• [Set task]
Transcribe every entry word for word, leaving out all images.
____________
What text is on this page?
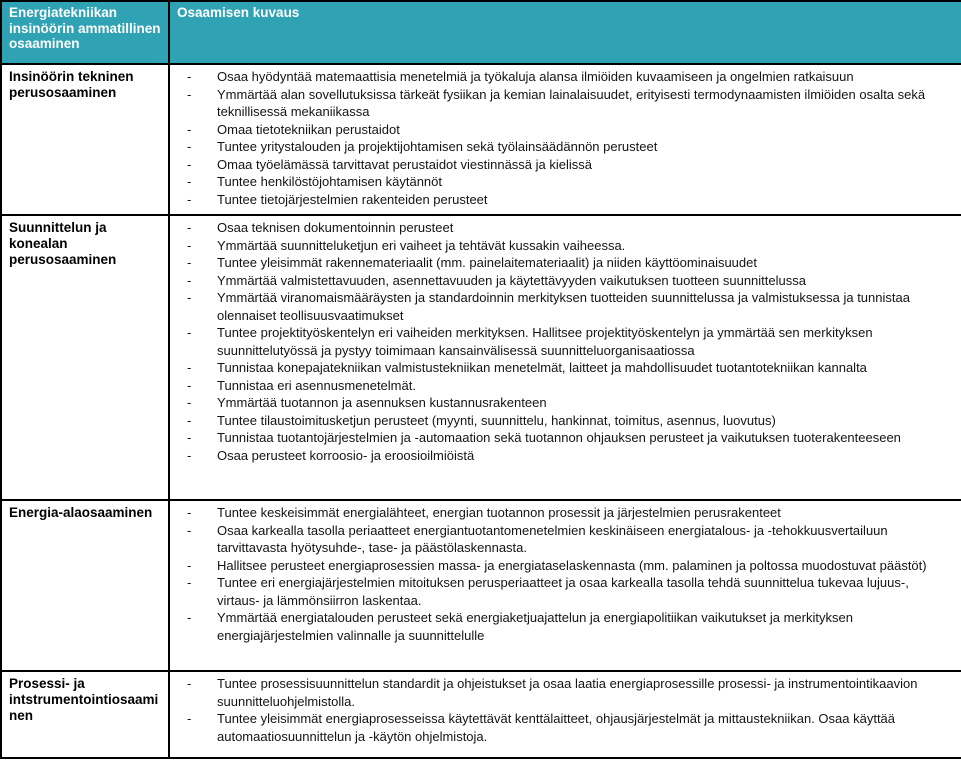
Energiatekniikan insinöörin ammatillinen osaaminen	Osaamisen kuvaus
Insinöörin tekninen perusosaaminen	
-	Osaa hyödyntää matemaattisia menetelmiä ja työkaluja alansa ilmiöiden kuvaamiseen ja ongelmien ratkaisuun
-	Ymmärtää alan sovellutuksissa tärkeät fysiikan ja kemian lainalaisuudet, erityisesti termodynaamisten ilmiöiden osalta sekä teknillisessä mekaniikassa
-	Omaa tietotekniikan perustaidot
-	Tuntee yritystalouden ja projektijohtamisen sekä työlainsäädännön perusteet
-	Omaa työelämässä tarvittavat perustaidot viestinnässä ja kielissä
-	Tuntee henkilöstöjohtamisen käytännöt
-	Tuntee tietojärjestelmien rakenteiden perusteet

Suunnittelun ja konealan perusosaaminen	
-	Osaa teknisen dokumentoinnin perusteet
-	Ymmärtää suunnitteluketjun eri vaiheet ja tehtävät kussakin vaiheessa.
-	Tuntee yleisimmät rakennemateriaalit (mm. painelaitemateriaalit) ja niiden käyttöominaisuudet
-	Ymmärtää valmistettavuuden, asennettavuuden ja käytettävyyden vaikutuksen tuotteen suunnittelussa
-	Ymmärtää viranomaismääräysten ja standardoinnin merkityksen tuotteiden suunnittelussa ja valmistuksessa ja tunnistaa olennaiset teollisuusvaatimukset
-	Tuntee projektityöskentelyn eri vaiheiden merkityksen. Hallitsee projektityöskentelyn ja ymmärtää sen merkityksen suunnittelutyössä ja pystyy toimimaan kansainvälisessä suunnitteluorganisaatiossa
-	Tunnistaa konepajatekniikan valmistustekniikan menetelmät, laitteet ja mahdollisuudet tuotantotekniikan kannalta
-	Tunnistaa eri asennusmenetelmät.
-	Ymmärtää tuotannon ja asennuksen kustannusrakenteen
-	Tuntee tilaustoimitusketjun perusteet (myynti, suunnittelu, hankinnat, toimitus, asennus, luovutus)
-	Tunnistaa tuotantojärjestelmien ja -automaation sekä tuotannon ohjauksen perusteet ja vaikutuksen tuoterakenteeseen
-	Osaa perusteet korroosio- ja eroosioilmiöistä

Energia-alaosaaminen	-	Tuntee keskeisimmät energialähteet, energian tuotannon prosessit ja järjestelmien perusrakenteet
-	Osaa karkealla tasolla periaatteet energiantuotantomenetelmien keskinäiseen energiatalous- ja -tehokkuusvertailuun tarvittavasta hyötysuhde-, tase- ja päästölaskennasta.
-	Hallitsee perusteet energiaprosessien massa- ja energiataselaskennasta (mm. palaminen ja poltossa muodostuvat päästöt)
-	Tuntee eri energiajärjestelmien mitoituksen perusperiaatteet ja osaa karkealla tasolla tehdä suunnittelua tukevaa lujuus-, virtaus- ja lämmönsiirron laskentaa.
-	Ymmärtää energiatalouden perusteet sekä energiaketjuajattelun ja energiapolitiikan vaikutukset ja merkityksen energiajärjestelmien valinnalle ja suunnittelulle

Prosessi- ja intstrumentointiosaaminen	
-	Tuntee prosessisuunnittelun standardit ja ohjeistukset ja osaa laatia energiaprosessille prosessi- ja instrumentointikaavion suunnitteluohjelmistolla.
-	Tuntee yleisimmät energiaprosesseissa käytettävät kenttälaitteet, ohjausjärjestelmät ja mittaustekniikan. Osaa käyttää automaatiosuunnittelun ja -käytön ohjelmistoja.
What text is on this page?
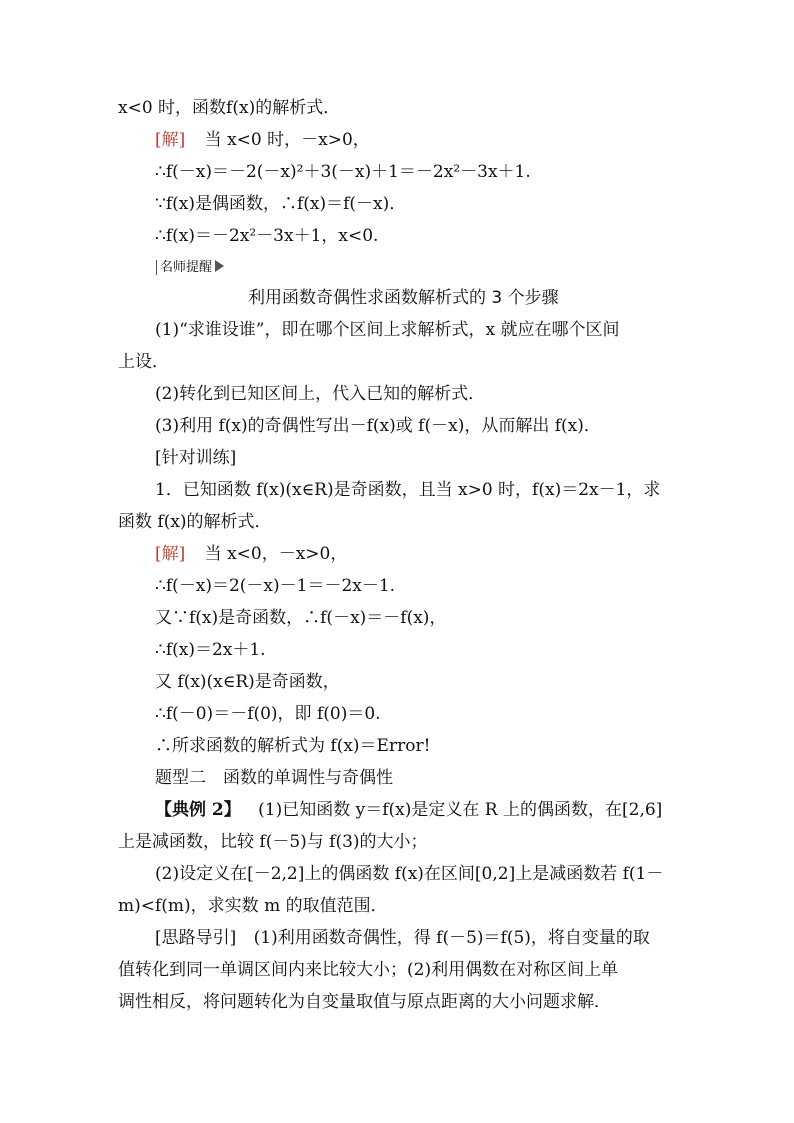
x<0 时，函数f(x)的解析式．
[解] 当 x<0 时，－x>0，
∴f(－x)＝－2(－x)²＋3(－x)＋1＝－2x²－3x＋1.
∵f(x)是偶函数，∴f(x)＝f(－x)．
∴f(x)＝－2x²－3x＋1，x<0.
名师提醒
利用函数奇偶性求函数解析式的 3 个步骤
(1)“求谁设谁”，即在哪个区间上求解析式，x 就应在哪个区间
上设．
(2)转化到已知区间上，代入已知的解析式．
(3)利用 f(x)的奇偶性写出－f(x)或 f(－x)，从而解出 f(x)．
[针对训练]
1．已知函数 f(x)(x∈R)是奇函数，且当 x>0 时，f(x)＝2x－1，求
函数 f(x)的解析式．
[解] 当 x<0，－x>0，
∴f(－x)＝2(－x)－1＝－2x－1.
又∵f(x)是奇函数，∴f(－x)＝－f(x)，
∴f(x)＝2x＋1.
又 f(x)(x∈R)是奇函数，
∴f(－0)＝－f(0)，即 f(0)＝0.
∴所求函数的解析式为 f(x)＝Error!
题型二　函数的单调性与奇偶性
【典例 2】 (1)已知函数 y＝f(x)是定义在 R 上的偶函数，在[2,6]
上是减函数，比较 f(－5)与 f(3)的大小；
(2)设定义在[－2,2]上的偶函数 f(x)在区间[0,2]上是减函数若 f(1－
m)<f(m)，求实数 m 的取值范围．
[思路导引] (1)利用函数奇偶性，得 f(－5)＝f(5)，将自变量的取
值转化到同一单调区间内来比较大小；(2)利用偶数在对称区间上单
调性相反，将问题转化为自变量取值与原点距离的大小问题求解．
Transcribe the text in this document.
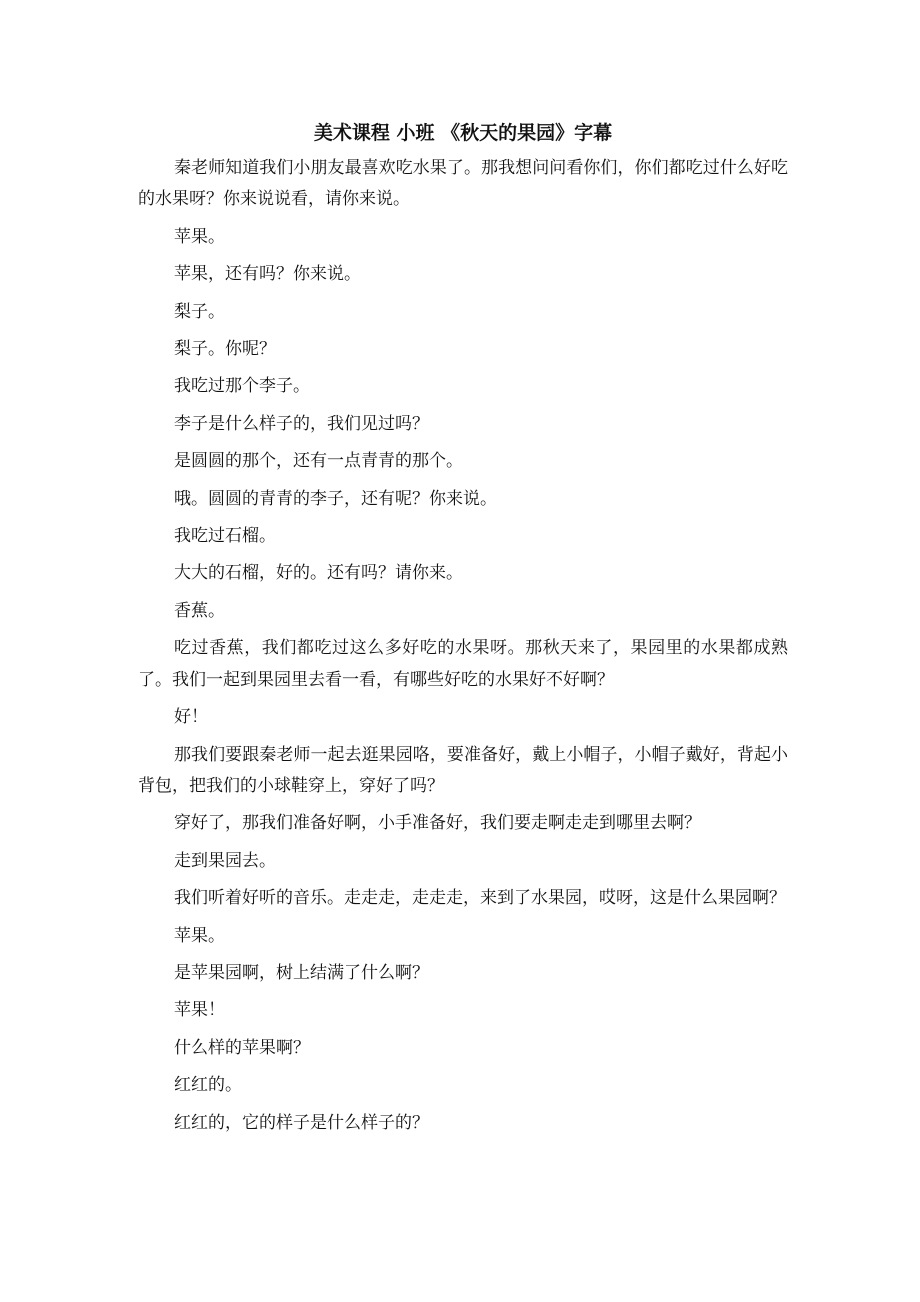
美术课程 小班 《秋天的果园》字幕

秦老师知道我们小朋友最喜欢吃水果了。那我想问问看你们，你们都吃过什么好吃的水果呀？你来说说看，请你来说。

苹果。

苹果，还有吗？你来说。

梨子。

梨子。你呢？

我吃过那个李子。

李子是什么样子的，我们见过吗？

是圆圆的那个，还有一点青青的那个。

哦。圆圆的青青的李子，还有呢？你来说。

我吃过石榴。

大大的石榴，好的。还有吗？请你来。

香蕉。

吃过香蕉，我们都吃过这么多好吃的水果呀。那秋天来了，果园里的水果都成熟了。我们一起到果园里去看一看，有哪些好吃的水果好不好啊？

好！

那我们要跟秦老师一起去逛果园咯，要准备好，戴上小帽子，小帽子戴好，背起小背包，把我们的小球鞋穿上，穿好了吗？

穿好了，那我们准备好啊，小手准备好，我们要走啊走走到哪里去啊？

走到果园去。

我们听着好听的音乐。走走走，走走走，来到了水果园，哎呀，这是什么果园啊？

苹果。

是苹果园啊，树上结满了什么啊？

苹果！

什么样的苹果啊？

红红的。

红红的，它的样子是什么样子的？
____________
• [Reply]
What text is on this page?
Energiatekniikan insinöörin ammatillinen osaaminen	Osaamisen kuvaus
Insinöörin tekninen perusosaaminen	
-	Osaa hyödyntää matemaattisia menetelmiä ja työkaluja alansa ilmiöiden kuvaamiseen ja ongelmien ratkaisuun
-	Ymmärtää alan sovellutuksissa tärkeät fysiikan ja kemian lainalaisuudet, erityisesti termodynaamisten ilmiöiden osalta sekä teknillisessä mekaniikassa
-	Omaa tietotekniikan perustaidot
-	Tuntee yritystalouden ja projektijohtamisen sekä työlainsäädännön perusteet
-	Omaa työelämässä tarvittavat perustaidot viestinnässä ja kielissä
-	Tuntee henkilöstöjohtamisen käytännöt
-	Tuntee tietojärjestelmien rakenteiden perusteet

Suunnittelun ja konealan perusosaaminen	
-	Osaa teknisen dokumentoinnin perusteet
-	Ymmärtää suunnitteluketjun eri vaiheet ja tehtävät kussakin vaiheessa.
-	Tuntee yleisimmät rakennemateriaalit (mm. painelaitemateriaalit) ja niiden käyttöominaisuudet
-	Ymmärtää valmistettavuuden, asennettavuuden ja käytettävyyden vaikutuksen tuotteen suunnittelussa
-	Ymmärtää viranomaismääräysten ja standardoinnin merkityksen tuotteiden suunnittelussa ja valmistuksessa ja tunnistaa olennaiset teollisuusvaatimukset
-	Tuntee projektityöskentelyn eri vaiheiden merkityksen. Hallitsee projektityöskentelyn ja ymmärtää sen merkityksen suunnittelutyössä ja pystyy toimimaan kansainvälisessä suunnitteluorganisaatiossa
-	Tunnistaa konepajatekniikan valmistustekniikan menetelmät, laitteet ja mahdollisuudet tuotantotekniikan kannalta
-	Tunnistaa eri asennusmenetelmät.
-	Ymmärtää tuotannon ja asennuksen kustannusrakenteen
-	Tuntee tilaustoimitusketjun perusteet (myynti, suunnittelu, hankinnat, toimitus, asennus, luovutus)
-	Tunnistaa tuotantojärjestelmien ja -automaation sekä tuotannon ohjauksen perusteet ja vaikutuksen tuoterakenteeseen
-	Osaa perusteet korroosio- ja eroosioilmiöistä

Energia-alaosaaminen	-	Tuntee keskeisimmät energialähteet, energian tuotannon prosessit ja järjestelmien perusrakenteet
-	Osaa karkealla tasolla periaatteet energiantuotantomenetelmien keskinäiseen energiatalous- ja -tehokkuusvertailuun tarvittavasta hyötysuhde-, tase- ja päästölaskennasta.
-	Hallitsee perusteet energiaprosessien massa- ja energiataselaskennasta (mm. palaminen ja poltossa muodostuvat päästöt)
-	Tuntee eri energiajärjestelmien mitoituksen perusperiaatteet ja osaa karkealla tasolla tehdä suunnittelua tukevaa lujuus-, virtaus- ja lämmönsiirron laskentaa.
-	Ymmärtää energiatalouden perusteet sekä energiaketjuajattelun ja energiapolitiikan vaikutukset ja merkityksen energiajärjestelmien valinnalle ja suunnittelulle

Prosessi- ja intstrumentointiosaaminen	
-	Tuntee prosessisuunnittelun standardit ja ohjeistukset ja osaa laatia energiaprosessille prosessi- ja instrumentointikaavion suunnitteluohjelmistolla.
-	Tuntee yleisimmät energiaprosesseissa käytettävät kenttälaitteet, ohjausjärjestelmät ja mittaustekniikan. Osaa käyttää automaatiosuunnittelun ja -käytön ohjelmistoja.
What text is on this page?
x<0 时，函数f(x)的解析式．
[解] 当 x<0 时，－x>0，
∴f(－x)＝－2(－x)²＋3(－x)＋1＝－2x²－3x＋1.
∵f(x)是偶函数，∴f(x)＝f(－x)．
∴f(x)＝－2x²－3x＋1，x<0.
名师提醒
利用函数奇偶性求函数解析式的 3 个步骤
(1)“求谁设谁”，即在哪个区间上求解析式，x 就应在哪个区间
上设．
(2)转化到已知区间上，代入已知的解析式．
(3)利用 f(x)的奇偶性写出－f(x)或 f(－x)，从而解出 f(x)．
[针对训练]
1．已知函数 f(x)(x∈R)是奇函数，且当 x>0 时，f(x)＝2x－1，求
函数 f(x)的解析式．
[解] 当 x<0，－x>0，
∴f(－x)＝2(－x)－1＝－2x－1.
又∵f(x)是奇函数，∴f(－x)＝－f(x)，
∴f(x)＝2x＋1.
又 f(x)(x∈R)是奇函数，
∴f(－0)＝－f(0)，即 f(0)＝0.
∴所求函数的解析式为 f(x)＝Error!
题型二　函数的单调性与奇偶性
【典例 2】 (1)已知函数 y＝f(x)是定义在 R 上的偶函数，在[2,6]
上是减函数，比较 f(－5)与 f(3)的大小；
(2)设定义在[－2,2]上的偶函数 f(x)在区间[0,2]上是减函数若 f(1－
m)<f(m)，求实数 m 的取值范围．
[思路导引] (1)利用函数奇偶性，得 f(－5)＝f(5)，将自变量的取
值转化到同一单调区间内来比较大小；(2)利用偶数在对称区间上单
调性相反，将问题转化为自变量取值与原点距离的大小问题求解．
Transcribe the text in this document.
美术课程 小班 《秋天的果园》字幕

秦老师知道我们小朋友最喜欢吃水果了。那我想问问看你们，你们都吃过什么好吃的水果呀？你来说说看，请你来说。

苹果。

苹果，还有吗？你来说。

梨子。

梨子。你呢？

我吃过那个李子。

李子是什么样子的，我们见过吗？

是圆圆的那个，还有一点青青的那个。

哦。圆圆的青青的李子，还有呢？你来说。

我吃过石榴。

大大的石榴，好的。还有吗？请你来。

香蕉。

吃过香蕉，我们都吃过这么多好吃的水果呀。那秋天来了，果园里的水果都成熟了。我们一起到果园里去看一看，有哪些好吃的水果好不好啊？

好！

那我们要跟秦老师一起去逛果园咯，要准备好，戴上小帽子，小帽子戴好，背起小背包，把我们的小球鞋穿上，穿好了吗？

穿好了，那我们准备好啊，小手准备好，我们要走啊走走到哪里去啊？

走到果园去。

我们听着好听的音乐。走走走，走走走，来到了水果园，哎呀，这是什么果园啊？

苹果。

是苹果园啊，树上结满了什么啊？

苹果！

什么样的苹果啊？

红红的。

红红的，它的样子是什么样子的？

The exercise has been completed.